* _Task statement_: Collect every line below that contains the string "radio", matching case exactly.
(begin)
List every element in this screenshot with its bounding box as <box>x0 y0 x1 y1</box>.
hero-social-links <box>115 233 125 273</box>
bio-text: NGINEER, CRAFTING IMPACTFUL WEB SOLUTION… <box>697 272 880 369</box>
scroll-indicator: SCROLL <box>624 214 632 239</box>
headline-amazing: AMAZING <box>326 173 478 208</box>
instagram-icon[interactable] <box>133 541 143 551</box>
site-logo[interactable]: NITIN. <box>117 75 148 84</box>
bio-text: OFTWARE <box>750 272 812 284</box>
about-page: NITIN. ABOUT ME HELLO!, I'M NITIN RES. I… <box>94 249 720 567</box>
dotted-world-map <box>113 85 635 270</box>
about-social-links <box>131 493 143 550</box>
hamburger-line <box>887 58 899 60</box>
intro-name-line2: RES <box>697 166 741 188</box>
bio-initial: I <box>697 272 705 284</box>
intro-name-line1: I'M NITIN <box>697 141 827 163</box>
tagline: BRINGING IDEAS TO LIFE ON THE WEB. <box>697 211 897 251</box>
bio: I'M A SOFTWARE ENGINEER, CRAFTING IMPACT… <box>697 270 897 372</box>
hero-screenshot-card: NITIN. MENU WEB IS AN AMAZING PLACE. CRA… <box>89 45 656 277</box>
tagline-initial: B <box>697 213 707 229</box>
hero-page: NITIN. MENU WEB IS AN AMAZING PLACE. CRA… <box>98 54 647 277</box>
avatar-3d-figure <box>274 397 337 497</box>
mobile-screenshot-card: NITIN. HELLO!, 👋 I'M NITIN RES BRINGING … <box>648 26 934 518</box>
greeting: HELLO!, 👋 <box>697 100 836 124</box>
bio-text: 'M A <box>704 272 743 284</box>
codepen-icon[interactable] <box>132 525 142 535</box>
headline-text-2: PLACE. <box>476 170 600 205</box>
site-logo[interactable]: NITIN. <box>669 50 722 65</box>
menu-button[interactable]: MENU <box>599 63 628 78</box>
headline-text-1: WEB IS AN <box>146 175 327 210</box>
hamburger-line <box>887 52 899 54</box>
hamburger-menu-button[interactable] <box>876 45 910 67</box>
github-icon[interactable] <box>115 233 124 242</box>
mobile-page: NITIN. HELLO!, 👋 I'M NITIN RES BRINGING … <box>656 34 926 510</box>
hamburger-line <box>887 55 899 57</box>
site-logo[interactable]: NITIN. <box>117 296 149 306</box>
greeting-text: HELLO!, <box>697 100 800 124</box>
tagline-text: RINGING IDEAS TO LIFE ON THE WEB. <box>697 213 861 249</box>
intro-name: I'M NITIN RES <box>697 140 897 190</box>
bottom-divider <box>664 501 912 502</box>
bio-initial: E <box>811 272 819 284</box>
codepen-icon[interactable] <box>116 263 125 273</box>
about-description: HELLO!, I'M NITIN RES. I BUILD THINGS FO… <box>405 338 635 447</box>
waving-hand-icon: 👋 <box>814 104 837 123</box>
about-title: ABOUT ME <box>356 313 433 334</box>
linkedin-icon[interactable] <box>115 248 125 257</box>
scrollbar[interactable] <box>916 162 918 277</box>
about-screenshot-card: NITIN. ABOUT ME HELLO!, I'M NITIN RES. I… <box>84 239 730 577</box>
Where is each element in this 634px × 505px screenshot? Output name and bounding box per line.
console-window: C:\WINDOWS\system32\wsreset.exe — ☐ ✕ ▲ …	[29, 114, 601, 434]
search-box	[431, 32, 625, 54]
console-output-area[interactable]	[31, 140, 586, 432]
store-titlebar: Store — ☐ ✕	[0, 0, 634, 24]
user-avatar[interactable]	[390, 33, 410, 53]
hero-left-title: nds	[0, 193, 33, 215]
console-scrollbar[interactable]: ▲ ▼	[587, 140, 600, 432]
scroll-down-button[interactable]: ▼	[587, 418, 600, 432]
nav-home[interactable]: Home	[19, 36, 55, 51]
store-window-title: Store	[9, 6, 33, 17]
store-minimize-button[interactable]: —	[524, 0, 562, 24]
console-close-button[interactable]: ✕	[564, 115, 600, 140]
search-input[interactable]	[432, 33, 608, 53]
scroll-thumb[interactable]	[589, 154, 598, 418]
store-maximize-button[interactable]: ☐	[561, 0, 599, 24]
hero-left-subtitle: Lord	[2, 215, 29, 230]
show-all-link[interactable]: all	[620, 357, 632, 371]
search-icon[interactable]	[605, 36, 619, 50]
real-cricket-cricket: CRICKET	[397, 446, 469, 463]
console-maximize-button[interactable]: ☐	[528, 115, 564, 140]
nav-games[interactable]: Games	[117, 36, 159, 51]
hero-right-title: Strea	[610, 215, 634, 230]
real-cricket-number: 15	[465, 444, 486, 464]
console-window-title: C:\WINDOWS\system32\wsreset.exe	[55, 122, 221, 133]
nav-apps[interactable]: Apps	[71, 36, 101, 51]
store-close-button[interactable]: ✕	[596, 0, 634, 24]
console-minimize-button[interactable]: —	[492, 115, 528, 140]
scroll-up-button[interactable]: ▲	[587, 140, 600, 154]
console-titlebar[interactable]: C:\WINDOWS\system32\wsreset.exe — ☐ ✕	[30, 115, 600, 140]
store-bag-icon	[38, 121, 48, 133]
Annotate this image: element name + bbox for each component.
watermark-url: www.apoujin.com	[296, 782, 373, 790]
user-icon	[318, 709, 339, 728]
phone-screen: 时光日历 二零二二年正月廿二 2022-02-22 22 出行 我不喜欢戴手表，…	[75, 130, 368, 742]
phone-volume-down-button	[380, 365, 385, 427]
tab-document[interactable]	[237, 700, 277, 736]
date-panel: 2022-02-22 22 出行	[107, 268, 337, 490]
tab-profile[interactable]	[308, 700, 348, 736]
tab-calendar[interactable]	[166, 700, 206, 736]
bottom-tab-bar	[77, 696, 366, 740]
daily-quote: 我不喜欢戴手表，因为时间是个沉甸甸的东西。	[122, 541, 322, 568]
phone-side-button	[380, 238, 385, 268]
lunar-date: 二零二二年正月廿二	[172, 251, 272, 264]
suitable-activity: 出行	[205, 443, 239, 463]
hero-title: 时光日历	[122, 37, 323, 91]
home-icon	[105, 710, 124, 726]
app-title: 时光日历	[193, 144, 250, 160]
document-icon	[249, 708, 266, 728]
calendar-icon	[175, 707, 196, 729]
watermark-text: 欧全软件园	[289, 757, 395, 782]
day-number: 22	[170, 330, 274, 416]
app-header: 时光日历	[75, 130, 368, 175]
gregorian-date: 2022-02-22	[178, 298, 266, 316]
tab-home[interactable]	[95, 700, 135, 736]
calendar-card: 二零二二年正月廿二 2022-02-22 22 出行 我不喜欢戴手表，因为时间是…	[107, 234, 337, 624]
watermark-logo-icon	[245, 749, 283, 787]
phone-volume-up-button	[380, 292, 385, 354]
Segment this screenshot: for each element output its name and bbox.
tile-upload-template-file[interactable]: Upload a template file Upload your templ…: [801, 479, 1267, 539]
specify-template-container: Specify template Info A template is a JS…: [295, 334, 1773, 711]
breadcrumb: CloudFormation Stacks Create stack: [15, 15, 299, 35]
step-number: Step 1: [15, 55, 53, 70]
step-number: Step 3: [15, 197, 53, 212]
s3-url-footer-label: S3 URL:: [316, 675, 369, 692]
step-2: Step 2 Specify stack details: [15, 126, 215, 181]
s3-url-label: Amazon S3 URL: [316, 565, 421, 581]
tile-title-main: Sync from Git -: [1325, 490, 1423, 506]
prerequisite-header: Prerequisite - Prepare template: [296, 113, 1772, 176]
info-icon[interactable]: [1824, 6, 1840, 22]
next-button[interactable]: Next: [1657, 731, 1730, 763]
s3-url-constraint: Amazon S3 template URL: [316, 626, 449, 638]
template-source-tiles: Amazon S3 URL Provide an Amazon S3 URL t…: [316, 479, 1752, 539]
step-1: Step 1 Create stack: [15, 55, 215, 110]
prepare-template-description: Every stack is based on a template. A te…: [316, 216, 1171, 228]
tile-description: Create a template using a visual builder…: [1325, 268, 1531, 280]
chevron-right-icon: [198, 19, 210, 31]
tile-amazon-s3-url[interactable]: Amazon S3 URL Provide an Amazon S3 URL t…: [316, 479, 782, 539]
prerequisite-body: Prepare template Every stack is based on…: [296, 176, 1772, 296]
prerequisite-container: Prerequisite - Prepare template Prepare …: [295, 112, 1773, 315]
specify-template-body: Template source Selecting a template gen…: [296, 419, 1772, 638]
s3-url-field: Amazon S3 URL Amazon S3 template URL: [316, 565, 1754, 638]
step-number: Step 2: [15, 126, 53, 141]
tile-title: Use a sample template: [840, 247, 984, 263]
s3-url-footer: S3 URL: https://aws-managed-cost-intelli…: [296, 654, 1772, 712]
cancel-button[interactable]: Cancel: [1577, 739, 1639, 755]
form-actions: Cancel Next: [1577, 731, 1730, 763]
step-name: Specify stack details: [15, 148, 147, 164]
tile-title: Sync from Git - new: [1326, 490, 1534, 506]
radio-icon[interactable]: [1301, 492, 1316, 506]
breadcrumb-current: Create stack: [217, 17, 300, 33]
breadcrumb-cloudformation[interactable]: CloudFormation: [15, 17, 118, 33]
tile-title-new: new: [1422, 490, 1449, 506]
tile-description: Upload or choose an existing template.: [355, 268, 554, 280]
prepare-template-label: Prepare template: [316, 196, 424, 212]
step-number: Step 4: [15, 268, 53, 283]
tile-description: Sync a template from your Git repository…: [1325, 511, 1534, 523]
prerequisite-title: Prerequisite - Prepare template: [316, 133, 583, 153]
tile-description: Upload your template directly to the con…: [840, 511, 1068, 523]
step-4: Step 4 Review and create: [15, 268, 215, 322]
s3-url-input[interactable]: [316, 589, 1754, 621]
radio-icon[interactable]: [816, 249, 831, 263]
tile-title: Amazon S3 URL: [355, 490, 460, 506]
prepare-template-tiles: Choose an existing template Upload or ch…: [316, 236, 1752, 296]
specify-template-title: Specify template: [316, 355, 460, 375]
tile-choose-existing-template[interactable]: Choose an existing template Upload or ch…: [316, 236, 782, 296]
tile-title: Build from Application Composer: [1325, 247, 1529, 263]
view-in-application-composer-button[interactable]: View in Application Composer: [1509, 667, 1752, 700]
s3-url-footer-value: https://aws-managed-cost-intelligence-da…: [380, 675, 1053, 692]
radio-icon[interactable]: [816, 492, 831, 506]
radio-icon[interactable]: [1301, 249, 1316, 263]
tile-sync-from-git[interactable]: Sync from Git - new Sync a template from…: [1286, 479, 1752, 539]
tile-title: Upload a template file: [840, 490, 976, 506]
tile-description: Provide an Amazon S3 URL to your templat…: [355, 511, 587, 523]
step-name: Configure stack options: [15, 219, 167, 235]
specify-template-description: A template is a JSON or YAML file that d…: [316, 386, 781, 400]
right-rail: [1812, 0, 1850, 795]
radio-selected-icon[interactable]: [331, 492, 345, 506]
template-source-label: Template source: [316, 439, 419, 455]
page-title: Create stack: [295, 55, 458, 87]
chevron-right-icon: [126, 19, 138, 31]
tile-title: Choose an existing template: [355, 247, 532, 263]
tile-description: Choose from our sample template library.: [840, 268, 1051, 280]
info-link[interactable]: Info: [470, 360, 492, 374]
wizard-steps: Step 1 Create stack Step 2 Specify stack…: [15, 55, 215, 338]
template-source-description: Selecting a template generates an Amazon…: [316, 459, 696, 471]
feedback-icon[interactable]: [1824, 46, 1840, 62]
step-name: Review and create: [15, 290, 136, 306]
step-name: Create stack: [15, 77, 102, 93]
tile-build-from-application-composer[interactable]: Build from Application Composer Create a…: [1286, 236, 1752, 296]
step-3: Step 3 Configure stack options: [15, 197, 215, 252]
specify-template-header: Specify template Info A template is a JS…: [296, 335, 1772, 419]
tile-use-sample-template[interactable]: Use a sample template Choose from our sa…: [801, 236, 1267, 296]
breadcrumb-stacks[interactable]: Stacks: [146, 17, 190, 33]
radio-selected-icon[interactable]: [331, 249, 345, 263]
(end)
* _Written solution_:
radio-icon[interactable]: [1301, 492, 1316, 506]
radio-icon[interactable]: [816, 249, 831, 263]
radio-icon[interactable]: [816, 492, 831, 506]
radio-icon[interactable]: [1301, 249, 1316, 263]
radio-selected-icon[interactable]: [331, 492, 345, 506]
radio-selected-icon[interactable]: [331, 249, 345, 263]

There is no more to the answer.